Available records:
## start

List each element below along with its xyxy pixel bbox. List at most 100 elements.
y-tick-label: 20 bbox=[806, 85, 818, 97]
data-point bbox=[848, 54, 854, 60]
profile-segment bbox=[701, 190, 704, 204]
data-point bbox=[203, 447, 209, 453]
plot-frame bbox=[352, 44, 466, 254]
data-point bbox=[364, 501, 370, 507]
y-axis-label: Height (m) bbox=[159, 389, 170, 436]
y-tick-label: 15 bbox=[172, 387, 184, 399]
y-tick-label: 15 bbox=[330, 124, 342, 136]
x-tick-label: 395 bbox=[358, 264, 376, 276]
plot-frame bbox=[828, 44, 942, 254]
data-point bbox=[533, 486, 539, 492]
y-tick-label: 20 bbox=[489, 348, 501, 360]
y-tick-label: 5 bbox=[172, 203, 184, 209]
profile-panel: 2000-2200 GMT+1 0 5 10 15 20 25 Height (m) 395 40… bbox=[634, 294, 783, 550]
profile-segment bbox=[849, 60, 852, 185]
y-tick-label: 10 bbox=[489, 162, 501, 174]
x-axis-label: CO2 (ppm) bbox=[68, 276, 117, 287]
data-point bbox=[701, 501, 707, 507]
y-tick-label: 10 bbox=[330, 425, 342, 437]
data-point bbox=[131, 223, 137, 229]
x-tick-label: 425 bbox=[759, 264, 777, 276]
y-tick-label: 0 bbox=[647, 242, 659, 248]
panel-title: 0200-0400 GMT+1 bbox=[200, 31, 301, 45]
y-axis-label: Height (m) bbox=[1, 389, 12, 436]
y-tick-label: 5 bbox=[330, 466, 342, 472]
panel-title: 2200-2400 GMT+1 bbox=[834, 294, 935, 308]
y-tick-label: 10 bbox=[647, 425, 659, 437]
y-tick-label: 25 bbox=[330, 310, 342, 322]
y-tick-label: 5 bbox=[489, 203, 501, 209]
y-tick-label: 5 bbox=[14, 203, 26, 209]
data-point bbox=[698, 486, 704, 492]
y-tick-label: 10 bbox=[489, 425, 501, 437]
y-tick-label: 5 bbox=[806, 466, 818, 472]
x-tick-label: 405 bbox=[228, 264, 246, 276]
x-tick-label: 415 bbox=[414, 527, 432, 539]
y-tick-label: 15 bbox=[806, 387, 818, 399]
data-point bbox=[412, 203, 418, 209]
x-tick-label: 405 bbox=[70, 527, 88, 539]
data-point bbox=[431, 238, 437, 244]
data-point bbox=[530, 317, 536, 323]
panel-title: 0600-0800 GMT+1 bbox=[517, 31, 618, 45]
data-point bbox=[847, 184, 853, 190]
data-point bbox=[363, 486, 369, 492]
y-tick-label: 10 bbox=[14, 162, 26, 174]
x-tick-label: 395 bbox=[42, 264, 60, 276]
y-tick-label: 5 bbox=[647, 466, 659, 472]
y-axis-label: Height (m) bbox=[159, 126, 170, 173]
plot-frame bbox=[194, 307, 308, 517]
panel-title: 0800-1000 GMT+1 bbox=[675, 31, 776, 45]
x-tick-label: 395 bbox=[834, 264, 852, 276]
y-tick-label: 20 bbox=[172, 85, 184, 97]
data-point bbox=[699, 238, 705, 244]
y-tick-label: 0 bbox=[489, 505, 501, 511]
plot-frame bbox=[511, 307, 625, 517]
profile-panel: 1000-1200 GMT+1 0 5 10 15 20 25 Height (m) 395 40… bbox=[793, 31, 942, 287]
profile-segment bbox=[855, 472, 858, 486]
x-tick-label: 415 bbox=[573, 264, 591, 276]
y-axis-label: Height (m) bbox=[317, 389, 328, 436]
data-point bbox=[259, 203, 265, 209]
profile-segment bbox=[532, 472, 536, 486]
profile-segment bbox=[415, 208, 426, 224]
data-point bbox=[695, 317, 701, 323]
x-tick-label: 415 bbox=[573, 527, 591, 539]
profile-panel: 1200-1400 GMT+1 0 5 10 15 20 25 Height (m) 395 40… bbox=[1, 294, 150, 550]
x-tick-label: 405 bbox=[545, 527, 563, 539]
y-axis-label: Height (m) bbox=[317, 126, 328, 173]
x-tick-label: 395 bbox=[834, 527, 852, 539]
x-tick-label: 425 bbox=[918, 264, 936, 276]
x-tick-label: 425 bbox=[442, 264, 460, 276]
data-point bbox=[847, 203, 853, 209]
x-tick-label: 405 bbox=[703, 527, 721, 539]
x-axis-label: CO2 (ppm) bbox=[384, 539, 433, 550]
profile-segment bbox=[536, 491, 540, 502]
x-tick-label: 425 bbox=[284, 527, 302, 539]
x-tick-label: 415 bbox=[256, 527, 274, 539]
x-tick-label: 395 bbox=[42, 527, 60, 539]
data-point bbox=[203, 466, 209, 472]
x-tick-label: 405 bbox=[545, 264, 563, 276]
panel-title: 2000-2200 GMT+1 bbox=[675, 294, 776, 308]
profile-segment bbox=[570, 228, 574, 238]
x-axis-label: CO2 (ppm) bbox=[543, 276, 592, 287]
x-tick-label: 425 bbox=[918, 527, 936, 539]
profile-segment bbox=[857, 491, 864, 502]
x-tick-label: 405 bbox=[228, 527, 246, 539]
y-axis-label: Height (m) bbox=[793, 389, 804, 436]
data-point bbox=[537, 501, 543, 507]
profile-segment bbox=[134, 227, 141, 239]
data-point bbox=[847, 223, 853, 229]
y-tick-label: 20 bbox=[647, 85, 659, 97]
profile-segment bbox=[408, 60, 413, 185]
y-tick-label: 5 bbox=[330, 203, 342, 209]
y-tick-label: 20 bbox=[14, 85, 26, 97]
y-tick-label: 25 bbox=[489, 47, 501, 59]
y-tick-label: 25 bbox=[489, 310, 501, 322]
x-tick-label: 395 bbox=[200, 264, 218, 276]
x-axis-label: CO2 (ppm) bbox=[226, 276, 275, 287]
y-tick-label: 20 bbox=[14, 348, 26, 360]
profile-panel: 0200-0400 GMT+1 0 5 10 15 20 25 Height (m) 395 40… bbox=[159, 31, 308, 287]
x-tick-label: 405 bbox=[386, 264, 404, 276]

## end

Written task:
Reproduce every line of the entry above word for word, with nothing changed.

The output:
List each element below along with its xyxy pixel bbox. List at most 100 elements.
y-tick-label: 20 bbox=[806, 85, 818, 97]
data-point bbox=[848, 54, 854, 60]
profile-segment bbox=[701, 190, 704, 204]
data-point bbox=[203, 447, 209, 453]
plot-frame bbox=[352, 44, 466, 254]
data-point bbox=[364, 501, 370, 507]
y-axis-label: Height (m) bbox=[159, 389, 170, 436]
y-tick-label: 15 bbox=[172, 387, 184, 399]
y-tick-label: 15 bbox=[330, 124, 342, 136]
x-tick-label: 395 bbox=[358, 264, 376, 276]
plot-frame bbox=[828, 44, 942, 254]
data-point bbox=[533, 486, 539, 492]
y-tick-label: 20 bbox=[489, 348, 501, 360]
y-tick-label: 5 bbox=[172, 203, 184, 209]
profile-panel: 2000-2200 GMT+1 0 5 10 15 20 25 Height (m) 395 40… bbox=[634, 294, 783, 550]
profile-segment bbox=[849, 60, 852, 185]
y-tick-label: 10 bbox=[489, 162, 501, 174]
x-axis-label: CO2 (ppm) bbox=[68, 276, 117, 287]
data-point bbox=[701, 501, 707, 507]
y-tick-label: 10 bbox=[330, 425, 342, 437]
data-point bbox=[131, 223, 137, 229]
x-tick-label: 425 bbox=[759, 264, 777, 276]
y-tick-label: 0 bbox=[647, 242, 659, 248]
panel-title: 0200-0400 GMT+1 bbox=[200, 31, 301, 45]
y-axis-label: Height (m) bbox=[1, 389, 12, 436]
y-tick-label: 5 bbox=[330, 466, 342, 472]
panel-title: 2200-2400 GMT+1 bbox=[834, 294, 935, 308]
y-tick-label: 10 bbox=[647, 425, 659, 437]
y-tick-label: 25 bbox=[330, 310, 342, 322]
y-tick-label: 5 bbox=[489, 203, 501, 209]
y-tick-label: 5 bbox=[14, 203, 26, 209]
data-point bbox=[698, 486, 704, 492]
y-tick-label: 10 bbox=[489, 425, 501, 437]
y-tick-label: 5 bbox=[806, 466, 818, 472]
x-tick-label: 405 bbox=[228, 264, 246, 276]
x-tick-label: 415 bbox=[414, 527, 432, 539]
y-tick-label: 15 bbox=[806, 387, 818, 399]
data-point bbox=[412, 203, 418, 209]
x-tick-label: 405 bbox=[70, 527, 88, 539]
data-point bbox=[431, 238, 437, 244]
data-point bbox=[530, 317, 536, 323]
panel-title: 0600-0800 GMT+1 bbox=[517, 31, 618, 45]
data-point bbox=[847, 184, 853, 190]
data-point bbox=[363, 486, 369, 492]
y-tick-label: 10 bbox=[14, 162, 26, 174]
x-tick-label: 395 bbox=[42, 264, 60, 276]
y-tick-label: 5 bbox=[647, 466, 659, 472]
y-axis-label: Height (m) bbox=[159, 126, 170, 173]
plot-frame bbox=[194, 307, 308, 517]
panel-title: 0800-1000 GMT+1 bbox=[675, 31, 776, 45]
x-tick-label: 395 bbox=[834, 264, 852, 276]
y-tick-label: 20 bbox=[172, 85, 184, 97]
data-point bbox=[699, 238, 705, 244]
y-tick-label: 0 bbox=[489, 505, 501, 511]
plot-frame bbox=[511, 307, 625, 517]
profile-panel: 1000-1200 GMT+1 0 5 10 15 20 25 Height (m) 395 40… bbox=[793, 31, 942, 287]
profile-segment bbox=[855, 472, 858, 486]
x-tick-label: 415 bbox=[573, 264, 591, 276]
y-axis-label: Height (m) bbox=[317, 389, 328, 436]
data-point bbox=[259, 203, 265, 209]
profile-segment bbox=[532, 472, 536, 486]
profile-segment bbox=[415, 208, 426, 224]
data-point bbox=[695, 317, 701, 323]
x-tick-label: 415 bbox=[573, 527, 591, 539]
profile-panel: 1200-1400 GMT+1 0 5 10 15 20 25 Height (m) 395 40… bbox=[1, 294, 150, 550]
x-tick-label: 405 bbox=[545, 527, 563, 539]
y-axis-label: Height (m) bbox=[317, 126, 328, 173]
x-tick-label: 395 bbox=[834, 527, 852, 539]
x-tick-label: 425 bbox=[918, 264, 936, 276]
x-tick-label: 425 bbox=[442, 264, 460, 276]
data-point bbox=[847, 203, 853, 209]
x-tick-label: 405 bbox=[703, 527, 721, 539]
x-axis-label: CO2 (ppm) bbox=[384, 539, 433, 550]
profile-segment bbox=[536, 491, 540, 502]
x-tick-label: 425 bbox=[284, 527, 302, 539]
x-tick-label: 415 bbox=[256, 527, 274, 539]
x-tick-label: 395 bbox=[42, 527, 60, 539]
data-point bbox=[203, 466, 209, 472]
x-tick-label: 405 bbox=[545, 264, 563, 276]
panel-title: 2000-2200 GMT+1 bbox=[675, 294, 776, 308]
profile-segment bbox=[570, 228, 574, 238]
x-axis-label: CO2 (ppm) bbox=[543, 276, 592, 287]
x-tick-label: 425 bbox=[918, 527, 936, 539]
profile-segment bbox=[857, 491, 864, 502]
x-tick-label: 405 bbox=[228, 527, 246, 539]
y-axis-label: Height (m) bbox=[793, 389, 804, 436]
data-point bbox=[537, 501, 543, 507]
profile-segment bbox=[134, 227, 141, 239]
data-point bbox=[847, 223, 853, 229]
y-tick-label: 20 bbox=[647, 85, 659, 97]
profile-segment bbox=[408, 60, 413, 185]
y-tick-label: 5 bbox=[330, 203, 342, 209]
y-tick-label: 20 bbox=[14, 85, 26, 97]
y-tick-label: 25 bbox=[489, 47, 501, 59]
y-tick-label: 25 bbox=[489, 310, 501, 322]
x-tick-label: 395 bbox=[200, 264, 218, 276]
x-axis-label: CO2 (ppm) bbox=[226, 276, 275, 287]
y-tick-label: 20 bbox=[14, 348, 26, 360]
profile-panel: 0200-0400 GMT+1 0 5 10 15 20 25 Height (m) 395 40… bbox=[159, 31, 308, 287]
x-tick-label: 405 bbox=[386, 264, 404, 276]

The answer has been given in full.